It is required that all of the data be written out exactly.
►
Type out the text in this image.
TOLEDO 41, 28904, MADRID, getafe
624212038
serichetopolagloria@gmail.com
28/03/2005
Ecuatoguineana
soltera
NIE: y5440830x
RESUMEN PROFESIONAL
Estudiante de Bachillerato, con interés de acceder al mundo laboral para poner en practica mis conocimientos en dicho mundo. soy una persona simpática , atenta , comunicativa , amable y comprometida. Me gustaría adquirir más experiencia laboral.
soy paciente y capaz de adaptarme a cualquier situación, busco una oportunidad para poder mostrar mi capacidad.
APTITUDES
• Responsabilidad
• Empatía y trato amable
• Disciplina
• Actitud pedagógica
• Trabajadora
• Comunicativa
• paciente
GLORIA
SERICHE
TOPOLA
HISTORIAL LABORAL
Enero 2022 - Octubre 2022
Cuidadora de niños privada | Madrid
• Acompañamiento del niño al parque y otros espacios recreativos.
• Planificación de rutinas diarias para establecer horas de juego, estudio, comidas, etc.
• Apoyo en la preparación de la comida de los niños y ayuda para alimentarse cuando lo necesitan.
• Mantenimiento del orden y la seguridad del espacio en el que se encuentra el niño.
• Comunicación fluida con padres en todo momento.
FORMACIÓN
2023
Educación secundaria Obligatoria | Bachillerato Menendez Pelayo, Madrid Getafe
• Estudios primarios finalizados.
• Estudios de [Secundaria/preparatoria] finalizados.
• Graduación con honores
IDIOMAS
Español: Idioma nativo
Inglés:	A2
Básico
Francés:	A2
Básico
◄
● Solved exercise:
Type out the text in this image.
TOLEDO 41, 28904, MADRID, getafe
624212038
serichetopolagloria@gmail.com
28/03/2005
Ecuatoguineana
soltera
NIE: y5440830x
RESUMEN PROFESIONAL
Estudiante de Bachillerato, con interés de acceder al mundo laboral para poner en practica mis conocimientos en dicho mundo. soy una persona simpática , atenta , comunicativa , amable y comprometida. Me gustaría adquirir más experiencia laboral.
soy paciente y capaz de adaptarme a cualquier situación, busco una oportunidad para poder mostrar mi capacidad.
APTITUDES
• Responsabilidad
• Empatía y trato amable
• Disciplina
• Actitud pedagógica
• Trabajadora
• Comunicativa
• paciente
GLORIA
SERICHE
TOPOLA
HISTORIAL LABORAL
Enero 2022 - Octubre 2022
Cuidadora de niños privada | Madrid
• Acompañamiento del niño al parque y otros espacios recreativos.
• Planificación de rutinas diarias para establecer horas de juego, estudio, comidas, etc.
• Apoyo en la preparación de la comida de los niños y ayuda para alimentarse cuando lo necesitan.
• Mantenimiento del orden y la seguridad del espacio en el que se encuentra el niño.
• Comunicación fluida con padres en todo momento.
FORMACIÓN
2023
Educación secundaria Obligatoria | Bachillerato Menendez Pelayo, Madrid Getafe
• Estudios primarios finalizados.
• Estudios de [Secundaria/preparatoria] finalizados.
• Graduación con honores
IDIOMAS
Español: Idioma nativo
Inglés:	A2
Básico
Francés:	A2
Básico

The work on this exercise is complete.